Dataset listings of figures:
---

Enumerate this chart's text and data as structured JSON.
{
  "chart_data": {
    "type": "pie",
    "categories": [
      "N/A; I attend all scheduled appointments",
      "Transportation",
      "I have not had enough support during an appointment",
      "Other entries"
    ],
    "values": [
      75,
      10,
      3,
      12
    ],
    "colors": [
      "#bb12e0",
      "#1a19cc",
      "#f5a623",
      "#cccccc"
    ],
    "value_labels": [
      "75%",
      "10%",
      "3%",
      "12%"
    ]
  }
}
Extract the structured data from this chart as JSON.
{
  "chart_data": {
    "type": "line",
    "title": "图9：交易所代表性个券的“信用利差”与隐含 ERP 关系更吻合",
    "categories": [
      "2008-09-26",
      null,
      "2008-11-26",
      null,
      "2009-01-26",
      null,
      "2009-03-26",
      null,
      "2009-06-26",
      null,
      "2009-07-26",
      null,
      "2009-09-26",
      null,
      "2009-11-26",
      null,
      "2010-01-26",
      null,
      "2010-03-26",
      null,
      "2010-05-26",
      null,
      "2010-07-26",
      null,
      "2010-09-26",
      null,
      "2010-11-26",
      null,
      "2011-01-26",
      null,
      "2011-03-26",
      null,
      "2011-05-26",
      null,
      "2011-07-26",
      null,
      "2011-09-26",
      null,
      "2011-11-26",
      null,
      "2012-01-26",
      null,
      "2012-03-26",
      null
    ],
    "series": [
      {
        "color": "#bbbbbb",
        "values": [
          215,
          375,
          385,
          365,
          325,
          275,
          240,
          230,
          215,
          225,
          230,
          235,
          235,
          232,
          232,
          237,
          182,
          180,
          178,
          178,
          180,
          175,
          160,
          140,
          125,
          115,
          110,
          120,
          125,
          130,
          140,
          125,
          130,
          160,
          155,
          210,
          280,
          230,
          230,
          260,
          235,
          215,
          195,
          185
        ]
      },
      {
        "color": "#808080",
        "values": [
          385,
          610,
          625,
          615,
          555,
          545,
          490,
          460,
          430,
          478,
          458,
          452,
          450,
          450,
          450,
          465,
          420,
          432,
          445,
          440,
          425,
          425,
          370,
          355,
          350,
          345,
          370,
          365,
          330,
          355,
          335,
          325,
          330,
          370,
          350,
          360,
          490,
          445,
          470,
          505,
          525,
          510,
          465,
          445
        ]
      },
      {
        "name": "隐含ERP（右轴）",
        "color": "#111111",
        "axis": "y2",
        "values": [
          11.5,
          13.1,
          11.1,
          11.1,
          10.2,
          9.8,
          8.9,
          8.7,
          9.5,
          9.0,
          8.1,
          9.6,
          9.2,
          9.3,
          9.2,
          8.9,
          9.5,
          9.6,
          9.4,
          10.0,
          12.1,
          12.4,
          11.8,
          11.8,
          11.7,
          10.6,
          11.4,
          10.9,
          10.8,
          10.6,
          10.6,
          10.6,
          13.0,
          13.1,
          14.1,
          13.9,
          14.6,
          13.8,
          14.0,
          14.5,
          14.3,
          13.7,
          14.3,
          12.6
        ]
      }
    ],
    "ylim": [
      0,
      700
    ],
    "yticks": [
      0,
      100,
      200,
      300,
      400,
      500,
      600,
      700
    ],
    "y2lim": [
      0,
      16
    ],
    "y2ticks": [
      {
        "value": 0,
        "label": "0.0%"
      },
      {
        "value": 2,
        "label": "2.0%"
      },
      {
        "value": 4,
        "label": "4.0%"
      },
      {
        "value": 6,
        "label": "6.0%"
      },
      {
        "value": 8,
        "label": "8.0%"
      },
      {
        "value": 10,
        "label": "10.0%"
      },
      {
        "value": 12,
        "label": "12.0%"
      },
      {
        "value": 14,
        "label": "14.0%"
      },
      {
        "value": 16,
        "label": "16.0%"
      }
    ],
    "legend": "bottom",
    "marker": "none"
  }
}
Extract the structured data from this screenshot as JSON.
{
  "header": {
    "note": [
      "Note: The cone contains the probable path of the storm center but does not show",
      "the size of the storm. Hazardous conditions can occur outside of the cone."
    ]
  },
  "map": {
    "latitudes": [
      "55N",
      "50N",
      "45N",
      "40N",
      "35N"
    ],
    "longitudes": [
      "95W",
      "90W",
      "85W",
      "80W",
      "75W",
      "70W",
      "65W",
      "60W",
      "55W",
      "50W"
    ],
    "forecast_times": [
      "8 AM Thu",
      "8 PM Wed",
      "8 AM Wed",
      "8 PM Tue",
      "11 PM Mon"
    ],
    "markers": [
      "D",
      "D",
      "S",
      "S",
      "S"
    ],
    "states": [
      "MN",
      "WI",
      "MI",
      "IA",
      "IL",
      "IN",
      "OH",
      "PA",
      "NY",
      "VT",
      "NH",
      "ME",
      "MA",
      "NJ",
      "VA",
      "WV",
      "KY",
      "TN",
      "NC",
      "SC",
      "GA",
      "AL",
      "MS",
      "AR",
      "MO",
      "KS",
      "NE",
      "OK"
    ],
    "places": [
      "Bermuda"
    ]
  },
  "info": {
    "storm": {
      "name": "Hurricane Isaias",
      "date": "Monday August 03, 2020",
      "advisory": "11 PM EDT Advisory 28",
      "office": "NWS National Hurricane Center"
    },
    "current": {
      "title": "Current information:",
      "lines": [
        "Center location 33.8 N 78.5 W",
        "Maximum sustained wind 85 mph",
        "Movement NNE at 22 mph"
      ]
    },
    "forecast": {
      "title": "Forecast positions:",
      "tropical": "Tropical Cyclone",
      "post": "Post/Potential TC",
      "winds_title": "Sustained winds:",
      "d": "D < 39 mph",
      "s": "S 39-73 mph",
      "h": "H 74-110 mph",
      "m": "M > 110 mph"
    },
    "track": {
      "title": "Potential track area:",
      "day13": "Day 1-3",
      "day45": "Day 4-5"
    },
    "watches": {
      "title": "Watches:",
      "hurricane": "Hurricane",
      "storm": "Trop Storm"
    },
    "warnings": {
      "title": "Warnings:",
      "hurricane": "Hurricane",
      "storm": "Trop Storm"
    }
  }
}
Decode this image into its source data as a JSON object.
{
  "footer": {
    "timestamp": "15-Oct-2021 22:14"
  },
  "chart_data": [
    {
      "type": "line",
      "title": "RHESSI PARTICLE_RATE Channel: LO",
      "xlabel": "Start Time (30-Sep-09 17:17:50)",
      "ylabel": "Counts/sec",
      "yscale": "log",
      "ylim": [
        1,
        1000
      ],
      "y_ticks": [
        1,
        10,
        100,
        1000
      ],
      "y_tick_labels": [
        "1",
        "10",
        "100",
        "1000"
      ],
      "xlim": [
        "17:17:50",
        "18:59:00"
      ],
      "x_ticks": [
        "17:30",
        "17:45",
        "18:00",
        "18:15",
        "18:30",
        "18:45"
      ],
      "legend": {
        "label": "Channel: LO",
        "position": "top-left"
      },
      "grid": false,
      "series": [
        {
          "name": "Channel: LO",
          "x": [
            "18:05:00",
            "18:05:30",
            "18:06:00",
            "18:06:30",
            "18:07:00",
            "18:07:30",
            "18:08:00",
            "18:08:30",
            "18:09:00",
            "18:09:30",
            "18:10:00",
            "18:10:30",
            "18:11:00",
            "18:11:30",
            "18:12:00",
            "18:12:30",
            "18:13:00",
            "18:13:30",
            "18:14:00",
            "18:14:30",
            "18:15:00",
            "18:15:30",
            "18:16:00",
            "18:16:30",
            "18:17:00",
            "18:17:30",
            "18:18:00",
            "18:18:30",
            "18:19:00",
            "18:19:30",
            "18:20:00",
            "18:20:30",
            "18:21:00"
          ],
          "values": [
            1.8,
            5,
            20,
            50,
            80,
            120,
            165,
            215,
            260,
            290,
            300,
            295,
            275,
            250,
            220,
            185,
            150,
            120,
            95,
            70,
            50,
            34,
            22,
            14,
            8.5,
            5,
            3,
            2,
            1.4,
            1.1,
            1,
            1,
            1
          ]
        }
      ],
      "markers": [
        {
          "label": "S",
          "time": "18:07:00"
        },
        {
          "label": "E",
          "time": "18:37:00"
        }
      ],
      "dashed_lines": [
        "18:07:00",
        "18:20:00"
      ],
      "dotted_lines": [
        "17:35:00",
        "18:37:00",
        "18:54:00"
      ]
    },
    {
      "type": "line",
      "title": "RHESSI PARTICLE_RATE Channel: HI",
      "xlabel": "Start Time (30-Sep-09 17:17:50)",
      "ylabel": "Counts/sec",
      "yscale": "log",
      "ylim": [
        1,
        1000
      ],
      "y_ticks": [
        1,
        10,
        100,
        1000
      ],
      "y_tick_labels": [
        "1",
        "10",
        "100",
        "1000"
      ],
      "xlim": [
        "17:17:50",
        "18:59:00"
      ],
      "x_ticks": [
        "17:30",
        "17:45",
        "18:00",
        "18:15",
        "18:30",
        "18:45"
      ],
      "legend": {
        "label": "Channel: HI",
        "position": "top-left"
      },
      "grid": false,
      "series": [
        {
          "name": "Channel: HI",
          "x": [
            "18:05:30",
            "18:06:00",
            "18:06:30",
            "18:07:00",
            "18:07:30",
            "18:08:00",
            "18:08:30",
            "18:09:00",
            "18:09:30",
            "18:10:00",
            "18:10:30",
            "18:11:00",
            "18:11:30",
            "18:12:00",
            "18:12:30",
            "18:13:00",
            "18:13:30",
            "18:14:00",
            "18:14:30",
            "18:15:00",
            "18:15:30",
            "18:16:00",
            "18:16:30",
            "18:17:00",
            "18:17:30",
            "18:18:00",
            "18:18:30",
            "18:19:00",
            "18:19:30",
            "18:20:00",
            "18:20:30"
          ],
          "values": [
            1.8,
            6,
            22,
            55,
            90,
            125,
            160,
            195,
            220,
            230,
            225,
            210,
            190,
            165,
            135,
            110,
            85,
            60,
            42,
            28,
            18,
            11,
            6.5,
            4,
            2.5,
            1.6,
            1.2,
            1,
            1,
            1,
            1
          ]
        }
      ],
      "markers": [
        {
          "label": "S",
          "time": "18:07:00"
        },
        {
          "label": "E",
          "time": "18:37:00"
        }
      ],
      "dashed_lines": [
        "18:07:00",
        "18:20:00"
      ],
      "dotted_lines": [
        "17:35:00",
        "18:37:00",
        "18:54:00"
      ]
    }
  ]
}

---

Task
Out of the material above, select every line that holds the string "structured".

The response
Enumerate this chart's text and data as structured JSON.
Extract the structured data from this chart as JSON.
Extract the structured data from this screenshot as JSON.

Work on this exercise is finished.